• BRIEF: Reproduce the data in its entirety, exactly as supplied.

• DATASET ROWS:
● ● ●

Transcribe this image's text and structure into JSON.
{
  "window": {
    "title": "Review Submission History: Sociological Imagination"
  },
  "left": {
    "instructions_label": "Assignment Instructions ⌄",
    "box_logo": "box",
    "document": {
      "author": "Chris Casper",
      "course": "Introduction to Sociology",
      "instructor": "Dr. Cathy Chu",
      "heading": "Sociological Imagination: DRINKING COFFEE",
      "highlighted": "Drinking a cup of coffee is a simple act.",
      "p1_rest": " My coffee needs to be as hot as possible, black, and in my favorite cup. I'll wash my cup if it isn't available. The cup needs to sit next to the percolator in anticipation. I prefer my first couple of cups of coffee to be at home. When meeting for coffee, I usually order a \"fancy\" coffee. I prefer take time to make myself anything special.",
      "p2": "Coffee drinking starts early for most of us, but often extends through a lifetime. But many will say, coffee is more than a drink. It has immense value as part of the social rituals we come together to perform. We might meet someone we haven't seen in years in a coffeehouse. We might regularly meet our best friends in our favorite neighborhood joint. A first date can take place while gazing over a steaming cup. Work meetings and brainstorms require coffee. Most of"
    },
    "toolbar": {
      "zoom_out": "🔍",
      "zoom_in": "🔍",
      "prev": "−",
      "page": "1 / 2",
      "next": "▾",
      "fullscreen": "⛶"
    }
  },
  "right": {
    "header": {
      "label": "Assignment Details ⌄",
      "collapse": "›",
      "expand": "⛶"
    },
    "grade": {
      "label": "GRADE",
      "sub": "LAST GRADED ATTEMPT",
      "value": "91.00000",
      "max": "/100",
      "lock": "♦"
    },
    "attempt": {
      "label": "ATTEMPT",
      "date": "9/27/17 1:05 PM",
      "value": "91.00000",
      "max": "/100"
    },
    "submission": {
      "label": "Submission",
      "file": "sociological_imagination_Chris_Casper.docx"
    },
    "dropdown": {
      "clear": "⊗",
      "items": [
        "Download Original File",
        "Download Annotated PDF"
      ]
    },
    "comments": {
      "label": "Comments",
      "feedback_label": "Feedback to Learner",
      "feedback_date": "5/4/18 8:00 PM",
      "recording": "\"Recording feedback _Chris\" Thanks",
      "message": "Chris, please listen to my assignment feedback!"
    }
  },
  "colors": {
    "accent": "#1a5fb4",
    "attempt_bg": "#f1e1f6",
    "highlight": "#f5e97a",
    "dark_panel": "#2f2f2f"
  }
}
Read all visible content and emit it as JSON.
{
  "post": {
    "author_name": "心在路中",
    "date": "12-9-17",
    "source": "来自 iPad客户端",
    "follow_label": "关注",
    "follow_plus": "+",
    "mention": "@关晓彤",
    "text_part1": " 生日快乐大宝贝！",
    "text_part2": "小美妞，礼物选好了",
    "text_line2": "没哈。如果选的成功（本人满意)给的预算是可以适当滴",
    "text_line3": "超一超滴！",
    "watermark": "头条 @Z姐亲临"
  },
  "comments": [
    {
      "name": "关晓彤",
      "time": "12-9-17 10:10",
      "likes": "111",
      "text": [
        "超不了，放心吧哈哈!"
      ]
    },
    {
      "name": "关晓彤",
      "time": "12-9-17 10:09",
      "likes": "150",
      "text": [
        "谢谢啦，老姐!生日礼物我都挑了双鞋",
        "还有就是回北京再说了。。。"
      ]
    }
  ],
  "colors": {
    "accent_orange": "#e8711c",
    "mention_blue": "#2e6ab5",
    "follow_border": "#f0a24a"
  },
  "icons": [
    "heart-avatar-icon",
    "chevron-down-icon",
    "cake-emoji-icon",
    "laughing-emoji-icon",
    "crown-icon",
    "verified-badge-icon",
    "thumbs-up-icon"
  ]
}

● ● ●

• FULL OUTPUT:
Transcribe this image's text and structure into JSON.
{
  "window": {
    "title": "Review Submission History: Sociological Imagination"
  },
  "left": {
    "instructions_label": "Assignment Instructions ⌄",
    "box_logo": "box",
    "document": {
      "author": "Chris Casper",
      "course": "Introduction to Sociology",
      "instructor": "Dr. Cathy Chu",
      "heading": "Sociological Imagination: DRINKING COFFEE",
      "highlighted": "Drinking a cup of coffee is a simple act.",
      "p1_rest": " My coffee needs to be as hot as possible, black, and in my favorite cup. I'll wash my cup if it isn't available. The cup needs to sit next to the percolator in anticipation. I prefer my first couple of cups of coffee to be at home. When meeting for coffee, I usually order a \"fancy\" coffee. I prefer take time to make myself anything special.",
      "p2": "Coffee drinking starts early for most of us, but often extends through a lifetime. But many will say, coffee is more than a drink. It has immense value as part of the social rituals we come together to perform. We might meet someone we haven't seen in years in a coffeehouse. We might regularly meet our best friends in our favorite neighborhood joint. A first date can take place while gazing over a steaming cup. Work meetings and brainstorms require coffee. Most of"
    },
    "toolbar": {
      "zoom_out": "🔍",
      "zoom_in": "🔍",
      "prev": "−",
      "page": "1 / 2",
      "next": "▾",
      "fullscreen": "⛶"
    }
  },
  "right": {
    "header": {
      "label": "Assignment Details ⌄",
      "collapse": "›",
      "expand": "⛶"
    },
    "grade": {
      "label": "GRADE",
      "sub": "LAST GRADED ATTEMPT",
      "value": "91.00000",
      "max": "/100",
      "lock": "♦"
    },
    "attempt": {
      "label": "ATTEMPT",
      "date": "9/27/17 1:05 PM",
      "value": "91.00000",
      "max": "/100"
    },
    "submission": {
      "label": "Submission",
      "file": "sociological_imagination_Chris_Casper.docx"
    },
    "dropdown": {
      "clear": "⊗",
      "items": [
        "Download Original File",
        "Download Annotated PDF"
      ]
    },
    "comments": {
      "label": "Comments",
      "feedback_label": "Feedback to Learner",
      "feedback_date": "5/4/18 8:00 PM",
      "recording": "\"Recording feedback _Chris\" Thanks",
      "message": "Chris, please listen to my assignment feedback!"
    }
  },
  "colors": {
    "accent": "#1a5fb4",
    "attempt_bg": "#f1e1f6",
    "highlight": "#f5e97a",
    "dark_panel": "#2f2f2f"
  }
}
Read all visible content and emit it as JSON.
{
  "post": {
    "author_name": "心在路中",
    "date": "12-9-17",
    "source": "来自 iPad客户端",
    "follow_label": "关注",
    "follow_plus": "+",
    "mention": "@关晓彤",
    "text_part1": " 生日快乐大宝贝！",
    "text_part2": "小美妞，礼物选好了",
    "text_line2": "没哈。如果选的成功（本人满意)给的预算是可以适当滴",
    "text_line3": "超一超滴！",
    "watermark": "头条 @Z姐亲临"
  },
  "comments": [
    {
      "name": "关晓彤",
      "time": "12-9-17 10:10",
      "likes": "111",
      "text": [
        "超不了，放心吧哈哈!"
      ]
    },
    {
      "name": "关晓彤",
      "time": "12-9-17 10:09",
      "likes": "150",
      "text": [
        "谢谢啦，老姐!生日礼物我都挑了双鞋",
        "还有就是回北京再说了。。。"
      ]
    }
  ],
  "colors": {
    "accent_orange": "#e8711c",
    "mention_blue": "#2e6ab5",
    "follow_border": "#f0a24a"
  },
  "icons": [
    "heart-avatar-icon",
    "chevron-down-icon",
    "cake-emoji-icon",
    "laughing-emoji-icon",
    "crown-icon",
    "verified-badge-icon",
    "thumbs-up-icon"
  ]
}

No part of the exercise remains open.